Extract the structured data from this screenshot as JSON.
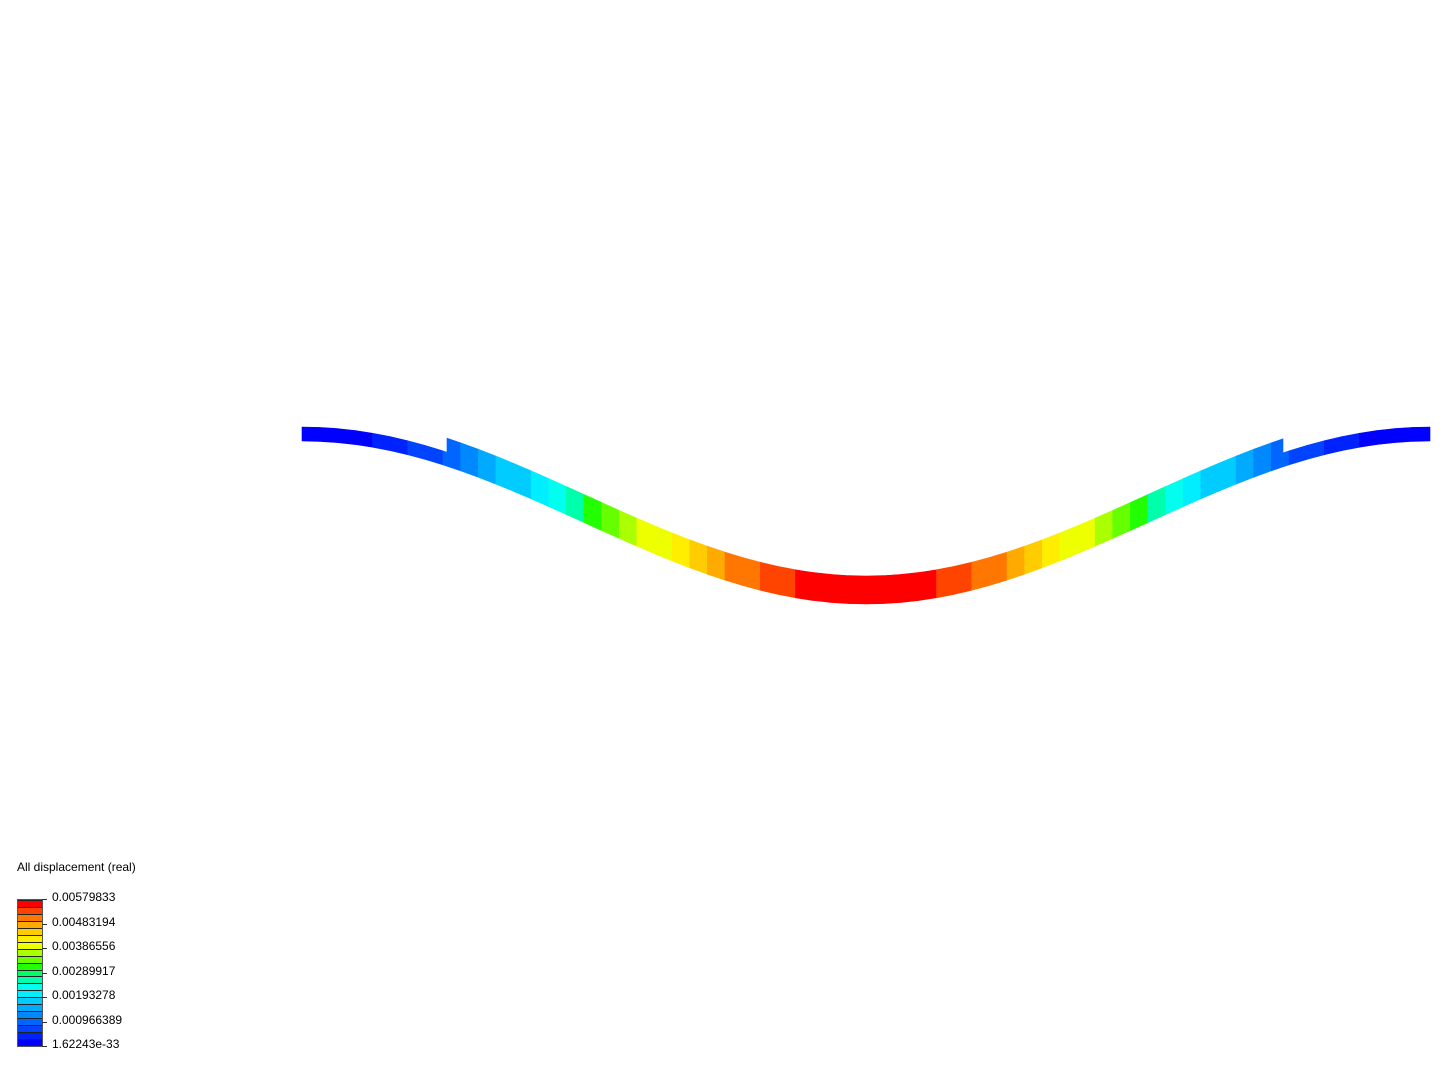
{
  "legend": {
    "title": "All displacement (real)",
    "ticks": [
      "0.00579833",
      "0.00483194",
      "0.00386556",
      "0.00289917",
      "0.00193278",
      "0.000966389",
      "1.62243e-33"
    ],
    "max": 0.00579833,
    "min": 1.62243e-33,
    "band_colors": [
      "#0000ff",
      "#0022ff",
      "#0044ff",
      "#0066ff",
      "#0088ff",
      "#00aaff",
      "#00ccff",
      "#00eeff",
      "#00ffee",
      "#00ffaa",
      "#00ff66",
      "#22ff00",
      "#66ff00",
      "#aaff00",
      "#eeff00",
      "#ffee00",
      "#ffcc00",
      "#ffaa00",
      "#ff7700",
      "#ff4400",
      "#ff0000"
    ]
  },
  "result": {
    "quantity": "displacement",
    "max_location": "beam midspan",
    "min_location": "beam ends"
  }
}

• TASK BRIEF: Go over the records above and tally the lines with the word "displacement" in them. Give the number alone.

• ANSWER IN FULL: 2